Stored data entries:
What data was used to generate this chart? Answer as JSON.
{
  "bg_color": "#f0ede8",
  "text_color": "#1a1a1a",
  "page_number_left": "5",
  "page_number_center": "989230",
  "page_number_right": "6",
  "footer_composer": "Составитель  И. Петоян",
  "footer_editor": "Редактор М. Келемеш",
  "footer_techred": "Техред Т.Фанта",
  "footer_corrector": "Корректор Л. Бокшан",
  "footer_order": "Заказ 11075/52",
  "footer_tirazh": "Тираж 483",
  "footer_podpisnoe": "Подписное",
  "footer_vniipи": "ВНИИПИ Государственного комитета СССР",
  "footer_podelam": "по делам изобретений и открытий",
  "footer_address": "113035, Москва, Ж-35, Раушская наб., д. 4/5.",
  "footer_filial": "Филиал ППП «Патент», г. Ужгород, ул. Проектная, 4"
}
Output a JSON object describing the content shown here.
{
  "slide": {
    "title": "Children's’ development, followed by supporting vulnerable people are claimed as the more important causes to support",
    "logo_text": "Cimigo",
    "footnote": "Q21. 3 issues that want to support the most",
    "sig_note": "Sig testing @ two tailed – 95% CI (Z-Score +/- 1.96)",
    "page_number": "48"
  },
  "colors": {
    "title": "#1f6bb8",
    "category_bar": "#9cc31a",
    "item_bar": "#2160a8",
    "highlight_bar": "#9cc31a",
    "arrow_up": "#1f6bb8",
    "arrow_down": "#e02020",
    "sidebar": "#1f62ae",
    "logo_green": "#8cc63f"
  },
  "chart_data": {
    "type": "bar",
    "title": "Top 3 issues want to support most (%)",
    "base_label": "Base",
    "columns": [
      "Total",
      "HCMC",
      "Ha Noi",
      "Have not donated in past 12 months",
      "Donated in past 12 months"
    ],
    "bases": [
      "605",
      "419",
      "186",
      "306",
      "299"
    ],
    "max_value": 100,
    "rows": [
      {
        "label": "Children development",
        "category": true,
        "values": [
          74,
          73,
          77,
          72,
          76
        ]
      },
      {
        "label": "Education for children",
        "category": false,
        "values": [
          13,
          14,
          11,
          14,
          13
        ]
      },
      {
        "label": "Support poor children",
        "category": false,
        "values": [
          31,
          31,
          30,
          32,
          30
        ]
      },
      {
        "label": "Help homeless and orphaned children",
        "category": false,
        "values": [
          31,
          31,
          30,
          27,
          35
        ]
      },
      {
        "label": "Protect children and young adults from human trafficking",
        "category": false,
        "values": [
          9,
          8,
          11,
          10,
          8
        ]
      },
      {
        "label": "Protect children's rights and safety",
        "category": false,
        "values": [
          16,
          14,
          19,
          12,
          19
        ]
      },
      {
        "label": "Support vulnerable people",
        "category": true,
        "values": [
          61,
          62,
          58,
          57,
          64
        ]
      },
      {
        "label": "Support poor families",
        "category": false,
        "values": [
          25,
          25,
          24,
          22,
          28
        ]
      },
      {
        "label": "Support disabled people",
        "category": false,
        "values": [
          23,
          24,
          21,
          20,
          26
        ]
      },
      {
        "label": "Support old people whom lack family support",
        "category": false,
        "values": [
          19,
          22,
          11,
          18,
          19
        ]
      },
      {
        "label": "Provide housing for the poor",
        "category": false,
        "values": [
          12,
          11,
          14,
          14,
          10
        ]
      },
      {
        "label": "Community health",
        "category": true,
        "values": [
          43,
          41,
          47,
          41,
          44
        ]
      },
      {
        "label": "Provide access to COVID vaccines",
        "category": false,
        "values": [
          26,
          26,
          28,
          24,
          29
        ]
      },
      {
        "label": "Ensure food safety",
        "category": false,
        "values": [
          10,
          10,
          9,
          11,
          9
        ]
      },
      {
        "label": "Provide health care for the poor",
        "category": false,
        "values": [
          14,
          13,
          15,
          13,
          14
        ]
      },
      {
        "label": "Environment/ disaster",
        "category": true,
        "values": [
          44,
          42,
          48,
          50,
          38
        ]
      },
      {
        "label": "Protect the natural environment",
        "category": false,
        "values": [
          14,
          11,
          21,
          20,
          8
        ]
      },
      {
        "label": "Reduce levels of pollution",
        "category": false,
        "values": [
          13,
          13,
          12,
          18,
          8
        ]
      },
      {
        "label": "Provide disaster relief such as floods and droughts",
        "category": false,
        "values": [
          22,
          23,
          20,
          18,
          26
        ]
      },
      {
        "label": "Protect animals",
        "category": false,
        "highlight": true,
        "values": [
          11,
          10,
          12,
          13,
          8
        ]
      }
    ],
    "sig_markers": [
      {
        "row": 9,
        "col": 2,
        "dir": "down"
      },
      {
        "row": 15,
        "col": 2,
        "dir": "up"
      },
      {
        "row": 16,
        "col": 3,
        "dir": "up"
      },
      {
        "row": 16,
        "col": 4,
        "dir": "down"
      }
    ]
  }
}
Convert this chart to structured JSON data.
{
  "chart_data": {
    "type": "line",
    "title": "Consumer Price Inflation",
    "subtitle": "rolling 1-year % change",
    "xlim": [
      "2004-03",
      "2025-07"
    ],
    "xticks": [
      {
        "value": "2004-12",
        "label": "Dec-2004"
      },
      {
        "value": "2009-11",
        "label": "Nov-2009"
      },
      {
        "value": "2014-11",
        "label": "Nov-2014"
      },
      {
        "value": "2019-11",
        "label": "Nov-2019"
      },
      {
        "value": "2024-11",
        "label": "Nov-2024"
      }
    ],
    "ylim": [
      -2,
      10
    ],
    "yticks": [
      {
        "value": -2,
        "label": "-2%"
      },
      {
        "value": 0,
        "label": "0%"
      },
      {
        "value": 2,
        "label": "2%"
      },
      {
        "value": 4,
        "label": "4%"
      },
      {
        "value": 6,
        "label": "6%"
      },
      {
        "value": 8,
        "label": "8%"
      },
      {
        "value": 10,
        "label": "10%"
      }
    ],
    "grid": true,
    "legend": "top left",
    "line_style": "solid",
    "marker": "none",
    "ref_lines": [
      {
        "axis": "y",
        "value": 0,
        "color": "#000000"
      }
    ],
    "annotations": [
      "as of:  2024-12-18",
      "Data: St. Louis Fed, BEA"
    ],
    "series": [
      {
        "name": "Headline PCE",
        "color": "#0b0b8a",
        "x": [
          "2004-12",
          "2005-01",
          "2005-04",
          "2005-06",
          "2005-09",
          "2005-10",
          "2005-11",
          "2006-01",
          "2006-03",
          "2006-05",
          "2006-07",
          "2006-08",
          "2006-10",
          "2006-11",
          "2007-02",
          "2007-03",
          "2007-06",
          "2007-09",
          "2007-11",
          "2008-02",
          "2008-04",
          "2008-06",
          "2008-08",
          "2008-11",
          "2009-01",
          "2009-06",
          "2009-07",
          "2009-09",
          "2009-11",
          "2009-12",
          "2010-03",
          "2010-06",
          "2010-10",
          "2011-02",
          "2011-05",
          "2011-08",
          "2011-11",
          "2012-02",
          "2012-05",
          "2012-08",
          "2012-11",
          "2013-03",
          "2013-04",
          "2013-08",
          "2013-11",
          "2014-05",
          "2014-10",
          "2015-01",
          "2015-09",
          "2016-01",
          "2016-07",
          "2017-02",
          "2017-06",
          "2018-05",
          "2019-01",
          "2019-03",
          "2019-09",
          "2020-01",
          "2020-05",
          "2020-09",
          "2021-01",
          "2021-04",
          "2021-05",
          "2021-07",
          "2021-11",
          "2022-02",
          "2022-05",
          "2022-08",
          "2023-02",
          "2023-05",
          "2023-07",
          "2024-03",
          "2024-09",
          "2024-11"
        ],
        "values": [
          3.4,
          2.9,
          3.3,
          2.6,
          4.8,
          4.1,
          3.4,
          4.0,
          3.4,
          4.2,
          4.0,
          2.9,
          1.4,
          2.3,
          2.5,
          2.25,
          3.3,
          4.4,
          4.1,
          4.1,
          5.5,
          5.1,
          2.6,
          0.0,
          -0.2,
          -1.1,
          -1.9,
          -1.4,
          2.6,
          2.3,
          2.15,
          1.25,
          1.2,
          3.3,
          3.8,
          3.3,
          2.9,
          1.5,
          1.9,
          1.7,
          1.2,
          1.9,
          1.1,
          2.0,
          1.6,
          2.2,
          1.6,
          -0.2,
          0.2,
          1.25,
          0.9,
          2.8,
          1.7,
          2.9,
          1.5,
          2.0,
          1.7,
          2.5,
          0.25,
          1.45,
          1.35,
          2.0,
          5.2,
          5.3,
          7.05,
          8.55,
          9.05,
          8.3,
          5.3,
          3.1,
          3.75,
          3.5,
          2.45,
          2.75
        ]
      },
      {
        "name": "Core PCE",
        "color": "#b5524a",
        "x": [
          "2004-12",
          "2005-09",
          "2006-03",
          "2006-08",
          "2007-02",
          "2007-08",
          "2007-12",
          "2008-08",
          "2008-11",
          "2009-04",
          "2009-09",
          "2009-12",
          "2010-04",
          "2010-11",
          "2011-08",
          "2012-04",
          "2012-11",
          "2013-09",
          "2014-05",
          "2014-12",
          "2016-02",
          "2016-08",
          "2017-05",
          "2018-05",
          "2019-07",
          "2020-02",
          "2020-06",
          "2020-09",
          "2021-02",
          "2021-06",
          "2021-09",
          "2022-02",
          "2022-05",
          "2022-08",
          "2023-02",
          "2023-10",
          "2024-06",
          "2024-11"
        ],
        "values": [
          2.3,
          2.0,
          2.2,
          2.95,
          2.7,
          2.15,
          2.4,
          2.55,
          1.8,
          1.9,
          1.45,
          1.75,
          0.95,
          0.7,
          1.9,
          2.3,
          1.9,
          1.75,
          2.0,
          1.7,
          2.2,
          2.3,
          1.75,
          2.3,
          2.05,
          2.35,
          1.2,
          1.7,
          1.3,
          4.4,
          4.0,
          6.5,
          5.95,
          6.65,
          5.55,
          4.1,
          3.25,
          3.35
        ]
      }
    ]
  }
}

> _What this task involves_
Which lines contain "months"? Copy each of them out.

> _Written answer_
      "Have not donated in past 12 months",
      "Donated in past 12 months"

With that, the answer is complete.